## Exercise description
Provide the records once more, identical to the original.

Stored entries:
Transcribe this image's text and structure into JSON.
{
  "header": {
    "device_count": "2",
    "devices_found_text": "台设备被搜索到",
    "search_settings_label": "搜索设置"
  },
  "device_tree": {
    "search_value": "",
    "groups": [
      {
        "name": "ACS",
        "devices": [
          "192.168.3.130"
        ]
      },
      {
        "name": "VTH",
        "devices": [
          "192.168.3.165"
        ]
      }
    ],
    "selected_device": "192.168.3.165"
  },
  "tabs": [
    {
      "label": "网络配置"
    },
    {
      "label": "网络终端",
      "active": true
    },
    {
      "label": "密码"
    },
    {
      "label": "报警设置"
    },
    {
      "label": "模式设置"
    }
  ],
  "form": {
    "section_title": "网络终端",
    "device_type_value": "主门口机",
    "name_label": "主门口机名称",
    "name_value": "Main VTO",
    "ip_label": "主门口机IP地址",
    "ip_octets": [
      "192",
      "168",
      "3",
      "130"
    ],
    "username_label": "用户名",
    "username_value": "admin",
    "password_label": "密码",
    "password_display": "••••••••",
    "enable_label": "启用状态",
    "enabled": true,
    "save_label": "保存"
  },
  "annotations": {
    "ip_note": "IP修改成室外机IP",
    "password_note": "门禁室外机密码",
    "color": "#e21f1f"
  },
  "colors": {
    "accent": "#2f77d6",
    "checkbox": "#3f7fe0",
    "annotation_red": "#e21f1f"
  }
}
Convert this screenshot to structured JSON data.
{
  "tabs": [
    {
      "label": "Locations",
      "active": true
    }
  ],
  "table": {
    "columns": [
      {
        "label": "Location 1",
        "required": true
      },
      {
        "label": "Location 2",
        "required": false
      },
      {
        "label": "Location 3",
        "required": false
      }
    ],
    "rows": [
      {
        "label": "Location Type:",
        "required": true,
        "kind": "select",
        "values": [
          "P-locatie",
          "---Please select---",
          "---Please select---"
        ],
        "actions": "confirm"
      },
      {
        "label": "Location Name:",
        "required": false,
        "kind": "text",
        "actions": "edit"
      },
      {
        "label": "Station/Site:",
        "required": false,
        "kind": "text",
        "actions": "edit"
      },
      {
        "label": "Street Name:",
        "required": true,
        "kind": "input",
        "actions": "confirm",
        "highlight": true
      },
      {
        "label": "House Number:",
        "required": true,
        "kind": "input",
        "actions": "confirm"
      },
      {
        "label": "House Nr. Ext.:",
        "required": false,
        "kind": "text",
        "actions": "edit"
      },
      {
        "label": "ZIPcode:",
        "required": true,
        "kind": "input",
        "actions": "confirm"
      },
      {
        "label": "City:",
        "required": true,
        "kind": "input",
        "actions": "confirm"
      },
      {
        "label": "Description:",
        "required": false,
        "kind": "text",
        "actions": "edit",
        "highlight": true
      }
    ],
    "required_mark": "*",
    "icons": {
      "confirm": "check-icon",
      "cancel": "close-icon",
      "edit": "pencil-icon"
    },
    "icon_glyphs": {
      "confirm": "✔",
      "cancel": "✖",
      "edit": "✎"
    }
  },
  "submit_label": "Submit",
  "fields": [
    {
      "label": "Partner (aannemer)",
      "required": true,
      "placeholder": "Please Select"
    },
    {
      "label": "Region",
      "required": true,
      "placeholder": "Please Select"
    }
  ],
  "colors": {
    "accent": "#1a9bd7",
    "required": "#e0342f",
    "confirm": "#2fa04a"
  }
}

## Full solution
Transcribe this image's text and structure into JSON.
{
  "header": {
    "device_count": "2",
    "devices_found_text": "台设备被搜索到",
    "search_settings_label": "搜索设置"
  },
  "device_tree": {
    "search_value": "",
    "groups": [
      {
        "name": "ACS",
        "devices": [
          "192.168.3.130"
        ]
      },
      {
        "name": "VTH",
        "devices": [
          "192.168.3.165"
        ]
      }
    ],
    "selected_device": "192.168.3.165"
  },
  "tabs": [
    {
      "label": "网络配置"
    },
    {
      "label": "网络终端",
      "active": true
    },
    {
      "label": "密码"
    },
    {
      "label": "报警设置"
    },
    {
      "label": "模式设置"
    }
  ],
  "form": {
    "section_title": "网络终端",
    "device_type_value": "主门口机",
    "name_label": "主门口机名称",
    "name_value": "Main VTO",
    "ip_label": "主门口机IP地址",
    "ip_octets": [
      "192",
      "168",
      "3",
      "130"
    ],
    "username_label": "用户名",
    "username_value": "admin",
    "password_label": "密码",
    "password_display": "••••••••",
    "enable_label": "启用状态",
    "enabled": true,
    "save_label": "保存"
  },
  "annotations": {
    "ip_note": "IP修改成室外机IP",
    "password_note": "门禁室外机密码",
    "color": "#e21f1f"
  },
  "colors": {
    "accent": "#2f77d6",
    "checkbox": "#3f7fe0",
    "annotation_red": "#e21f1f"
  }
}
Convert this screenshot to structured JSON data.
{
  "tabs": [
    {
      "label": "Locations",
      "active": true
    }
  ],
  "table": {
    "columns": [
      {
        "label": "Location 1",
        "required": true
      },
      {
        "label": "Location 2",
        "required": false
      },
      {
        "label": "Location 3",
        "required": false
      }
    ],
    "rows": [
      {
        "label": "Location Type:",
        "required": true,
        "kind": "select",
        "values": [
          "P-locatie",
          "---Please select---",
          "---Please select---"
        ],
        "actions": "confirm"
      },
      {
        "label": "Location Name:",
        "required": false,
        "kind": "text",
        "actions": "edit"
      },
      {
        "label": "Station/Site:",
        "required": false,
        "kind": "text",
        "actions": "edit"
      },
      {
        "label": "Street Name:",
        "required": true,
        "kind": "input",
        "actions": "confirm",
        "highlight": true
      },
      {
        "label": "House Number:",
        "required": true,
        "kind": "input",
        "actions": "confirm"
      },
      {
        "label": "House Nr. Ext.:",
        "required": false,
        "kind": "text",
        "actions": "edit"
      },
      {
        "label": "ZIPcode:",
        "required": true,
        "kind": "input",
        "actions": "confirm"
      },
      {
        "label": "City:",
        "required": true,
        "kind": "input",
        "actions": "confirm"
      },
      {
        "label": "Description:",
        "required": false,
        "kind": "text",
        "actions": "edit",
        "highlight": true
      }
    ],
    "required_mark": "*",
    "icons": {
      "confirm": "check-icon",
      "cancel": "close-icon",
      "edit": "pencil-icon"
    },
    "icon_glyphs": {
      "confirm": "✔",
      "cancel": "✖",
      "edit": "✎"
    }
  },
  "submit_label": "Submit",
  "fields": [
    {
      "label": "Partner (aannemer)",
      "required": true,
      "placeholder": "Please Select"
    },
    {
      "label": "Region",
      "required": true,
      "placeholder": "Please Select"
    }
  ],
  "colors": {
    "accent": "#1a9bd7",
    "required": "#e0342f",
    "confirm": "#2fa04a"
  }
}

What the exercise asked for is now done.